=== PROBLEM STATEMENT ===
Give back exactly the lines that run from the line containing "Transcribe the text in this document." through the end of the listing below. Leave out every other line.

Stored entries:

[BEGIN]

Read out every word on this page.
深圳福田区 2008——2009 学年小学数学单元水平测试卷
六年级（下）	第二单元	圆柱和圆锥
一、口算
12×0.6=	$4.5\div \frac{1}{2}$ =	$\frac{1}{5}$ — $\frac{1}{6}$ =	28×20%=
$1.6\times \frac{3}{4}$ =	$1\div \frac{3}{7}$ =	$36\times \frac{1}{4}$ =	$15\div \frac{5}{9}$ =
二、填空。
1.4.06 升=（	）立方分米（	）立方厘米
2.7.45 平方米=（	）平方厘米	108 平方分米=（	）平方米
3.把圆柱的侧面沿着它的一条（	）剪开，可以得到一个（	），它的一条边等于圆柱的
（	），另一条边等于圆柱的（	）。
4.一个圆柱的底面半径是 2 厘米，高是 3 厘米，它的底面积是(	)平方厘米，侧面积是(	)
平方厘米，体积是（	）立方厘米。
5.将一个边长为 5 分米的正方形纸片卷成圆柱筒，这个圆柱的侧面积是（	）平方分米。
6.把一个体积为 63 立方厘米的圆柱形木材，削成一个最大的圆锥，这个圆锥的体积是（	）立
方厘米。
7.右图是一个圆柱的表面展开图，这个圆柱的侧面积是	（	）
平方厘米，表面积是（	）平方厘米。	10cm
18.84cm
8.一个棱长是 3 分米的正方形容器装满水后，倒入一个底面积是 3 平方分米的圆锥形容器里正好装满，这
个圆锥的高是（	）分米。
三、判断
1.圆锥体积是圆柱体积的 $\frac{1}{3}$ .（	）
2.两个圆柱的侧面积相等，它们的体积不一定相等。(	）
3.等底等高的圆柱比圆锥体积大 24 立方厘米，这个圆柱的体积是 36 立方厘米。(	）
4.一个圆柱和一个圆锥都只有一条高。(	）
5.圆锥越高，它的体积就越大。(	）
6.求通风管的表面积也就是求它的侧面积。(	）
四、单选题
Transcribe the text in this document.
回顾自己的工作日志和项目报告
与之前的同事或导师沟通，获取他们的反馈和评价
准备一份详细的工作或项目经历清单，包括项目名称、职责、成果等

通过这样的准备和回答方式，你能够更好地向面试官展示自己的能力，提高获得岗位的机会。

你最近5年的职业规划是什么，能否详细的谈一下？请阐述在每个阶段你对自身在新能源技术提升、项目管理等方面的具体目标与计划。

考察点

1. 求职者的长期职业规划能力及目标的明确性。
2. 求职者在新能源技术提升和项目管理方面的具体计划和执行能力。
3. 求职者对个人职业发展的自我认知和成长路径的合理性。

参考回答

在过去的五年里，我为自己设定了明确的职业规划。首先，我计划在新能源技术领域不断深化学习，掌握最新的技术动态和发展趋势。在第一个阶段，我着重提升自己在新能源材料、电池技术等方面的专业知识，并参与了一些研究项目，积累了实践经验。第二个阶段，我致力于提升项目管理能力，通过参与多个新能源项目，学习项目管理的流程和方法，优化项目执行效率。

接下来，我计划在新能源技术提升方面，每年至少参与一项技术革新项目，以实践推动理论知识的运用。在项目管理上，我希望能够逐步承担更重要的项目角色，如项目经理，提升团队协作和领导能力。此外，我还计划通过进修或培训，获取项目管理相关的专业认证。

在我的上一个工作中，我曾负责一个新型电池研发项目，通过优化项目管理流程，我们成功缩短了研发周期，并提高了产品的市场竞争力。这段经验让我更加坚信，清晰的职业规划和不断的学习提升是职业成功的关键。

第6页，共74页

[END]

=== ANSWER TO THIS PROBLEM ===
Transcribe the text in this document.
回顾自己的工作日志和项目报告
与之前的同事或导师沟通，获取他们的反馈和评价
准备一份详细的工作或项目经历清单，包括项目名称、职责、成果等

通过这样的准备和回答方式，你能够更好地向面试官展示自己的能力，提高获得岗位的机会。

你最近5年的职业规划是什么，能否详细的谈一下？请阐述在每个阶段你对自身在新能源技术提升、项目管理等方面的具体目标与计划。

考察点

1. 求职者的长期职业规划能力及目标的明确性。
2. 求职者在新能源技术提升和项目管理方面的具体计划和执行能力。
3. 求职者对个人职业发展的自我认知和成长路径的合理性。

参考回答

在过去的五年里，我为自己设定了明确的职业规划。首先，我计划在新能源技术领域不断深化学习，掌握最新的技术动态和发展趋势。在第一个阶段，我着重提升自己在新能源材料、电池技术等方面的专业知识，并参与了一些研究项目，积累了实践经验。第二个阶段，我致力于提升项目管理能力，通过参与多个新能源项目，学习项目管理的流程和方法，优化项目执行效率。

接下来，我计划在新能源技术提升方面，每年至少参与一项技术革新项目，以实践推动理论知识的运用。在项目管理上，我希望能够逐步承担更重要的项目角色，如项目经理，提升团队协作和领导能力。此外，我还计划通过进修或培训，获取项目管理相关的专业认证。

在我的上一个工作中，我曾负责一个新型电池研发项目，通过优化项目管理流程，我们成功缩短了研发周期，并提高了产品的市场竞争力。这段经验让我更加坚信，清晰的职业规划和不断的学习提升是职业成功的关键。

第6页，共74页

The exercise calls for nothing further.